▶ [What you have to do]
Read the data and repeat it in full, exactly.

▶ [Given data]
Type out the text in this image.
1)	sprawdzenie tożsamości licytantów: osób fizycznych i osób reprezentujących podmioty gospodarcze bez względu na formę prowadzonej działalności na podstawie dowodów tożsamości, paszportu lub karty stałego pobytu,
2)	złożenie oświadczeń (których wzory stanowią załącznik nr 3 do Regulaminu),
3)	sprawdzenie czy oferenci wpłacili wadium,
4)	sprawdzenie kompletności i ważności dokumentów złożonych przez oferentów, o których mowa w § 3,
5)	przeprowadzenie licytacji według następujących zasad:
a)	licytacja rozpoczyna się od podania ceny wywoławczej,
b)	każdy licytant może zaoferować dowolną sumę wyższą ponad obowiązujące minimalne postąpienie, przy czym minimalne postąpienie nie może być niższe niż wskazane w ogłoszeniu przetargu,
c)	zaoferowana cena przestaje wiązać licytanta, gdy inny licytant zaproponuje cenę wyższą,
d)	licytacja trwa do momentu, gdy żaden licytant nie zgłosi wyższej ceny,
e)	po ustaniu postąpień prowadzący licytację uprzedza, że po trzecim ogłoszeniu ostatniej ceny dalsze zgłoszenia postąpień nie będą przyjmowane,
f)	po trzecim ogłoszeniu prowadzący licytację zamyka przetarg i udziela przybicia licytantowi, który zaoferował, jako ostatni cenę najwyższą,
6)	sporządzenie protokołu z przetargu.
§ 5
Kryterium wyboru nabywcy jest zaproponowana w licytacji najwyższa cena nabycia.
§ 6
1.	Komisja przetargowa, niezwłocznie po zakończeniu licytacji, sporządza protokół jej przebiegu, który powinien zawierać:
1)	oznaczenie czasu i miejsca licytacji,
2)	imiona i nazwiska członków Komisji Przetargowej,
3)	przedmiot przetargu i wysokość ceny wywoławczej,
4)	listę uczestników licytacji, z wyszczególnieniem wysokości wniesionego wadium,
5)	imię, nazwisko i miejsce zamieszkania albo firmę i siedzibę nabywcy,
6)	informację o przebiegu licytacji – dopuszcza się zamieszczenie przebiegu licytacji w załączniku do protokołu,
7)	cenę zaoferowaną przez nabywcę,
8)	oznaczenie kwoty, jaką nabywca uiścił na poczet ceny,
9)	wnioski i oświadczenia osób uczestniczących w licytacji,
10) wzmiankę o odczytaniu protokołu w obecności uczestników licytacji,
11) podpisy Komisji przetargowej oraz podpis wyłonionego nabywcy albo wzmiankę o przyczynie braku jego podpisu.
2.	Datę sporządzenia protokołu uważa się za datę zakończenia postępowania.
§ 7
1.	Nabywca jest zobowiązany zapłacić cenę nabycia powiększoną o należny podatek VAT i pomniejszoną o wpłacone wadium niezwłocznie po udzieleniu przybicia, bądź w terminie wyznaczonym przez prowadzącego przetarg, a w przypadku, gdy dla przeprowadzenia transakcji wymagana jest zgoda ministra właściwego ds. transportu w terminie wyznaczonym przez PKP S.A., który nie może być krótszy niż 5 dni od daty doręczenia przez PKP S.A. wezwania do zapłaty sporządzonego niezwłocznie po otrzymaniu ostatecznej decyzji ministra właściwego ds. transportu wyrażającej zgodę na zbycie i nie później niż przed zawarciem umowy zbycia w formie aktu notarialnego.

▶ [Reply to the exercise]
Type out the text in this image.
1)	sprawdzenie tożsamości licytantów: osób fizycznych i osób reprezentujących podmioty gospodarcze bez względu na formę prowadzonej działalności na podstawie dowodów tożsamości, paszportu lub karty stałego pobytu,
2)	złożenie oświadczeń (których wzory stanowią załącznik nr 3 do Regulaminu),
3)	sprawdzenie czy oferenci wpłacili wadium,
4)	sprawdzenie kompletności i ważności dokumentów złożonych przez oferentów, o których mowa w § 3,
5)	przeprowadzenie licytacji według następujących zasad:
a)	licytacja rozpoczyna się od podania ceny wywoławczej,
b)	każdy licytant może zaoferować dowolną sumę wyższą ponad obowiązujące minimalne postąpienie, przy czym minimalne postąpienie nie może być niższe niż wskazane w ogłoszeniu przetargu,
c)	zaoferowana cena przestaje wiązać licytanta, gdy inny licytant zaproponuje cenę wyższą,
d)	licytacja trwa do momentu, gdy żaden licytant nie zgłosi wyższej ceny,
e)	po ustaniu postąpień prowadzący licytację uprzedza, że po trzecim ogłoszeniu ostatniej ceny dalsze zgłoszenia postąpień nie będą przyjmowane,
f)	po trzecim ogłoszeniu prowadzący licytację zamyka przetarg i udziela przybicia licytantowi, który zaoferował, jako ostatni cenę najwyższą,
6)	sporządzenie protokołu z przetargu.
§ 5
Kryterium wyboru nabywcy jest zaproponowana w licytacji najwyższa cena nabycia.
§ 6
1.	Komisja przetargowa, niezwłocznie po zakończeniu licytacji, sporządza protokół jej przebiegu, który powinien zawierać:
1)	oznaczenie czasu i miejsca licytacji,
2)	imiona i nazwiska członków Komisji Przetargowej,
3)	przedmiot przetargu i wysokość ceny wywoławczej,
4)	listę uczestników licytacji, z wyszczególnieniem wysokości wniesionego wadium,
5)	imię, nazwisko i miejsce zamieszkania albo firmę i siedzibę nabywcy,
6)	informację o przebiegu licytacji – dopuszcza się zamieszczenie przebiegu licytacji w załączniku do protokołu,
7)	cenę zaoferowaną przez nabywcę,
8)	oznaczenie kwoty, jaką nabywca uiścił na poczet ceny,
9)	wnioski i oświadczenia osób uczestniczących w licytacji,
10) wzmiankę o odczytaniu protokołu w obecności uczestników licytacji,
11) podpisy Komisji przetargowej oraz podpis wyłonionego nabywcy albo wzmiankę o przyczynie braku jego podpisu.
2.	Datę sporządzenia protokołu uważa się za datę zakończenia postępowania.
§ 7
1.	Nabywca jest zobowiązany zapłacić cenę nabycia powiększoną o należny podatek VAT i pomniejszoną o wpłacone wadium niezwłocznie po udzieleniu przybicia, bądź w terminie wyznaczonym przez prowadzącego przetarg, a w przypadku, gdy dla przeprowadzenia transakcji wymagana jest zgoda ministra właściwego ds. transportu w terminie wyznaczonym przez PKP S.A., który nie może być krótszy niż 5 dni od daty doręczenia przez PKP S.A. wezwania do zapłaty sporządzonego niezwłocznie po otrzymaniu ostatecznej decyzji ministra właściwego ds. transportu wyrażającej zgodę na zbycie i nie później niż przed zawarciem umowy zbycia w formie aktu notarialnego.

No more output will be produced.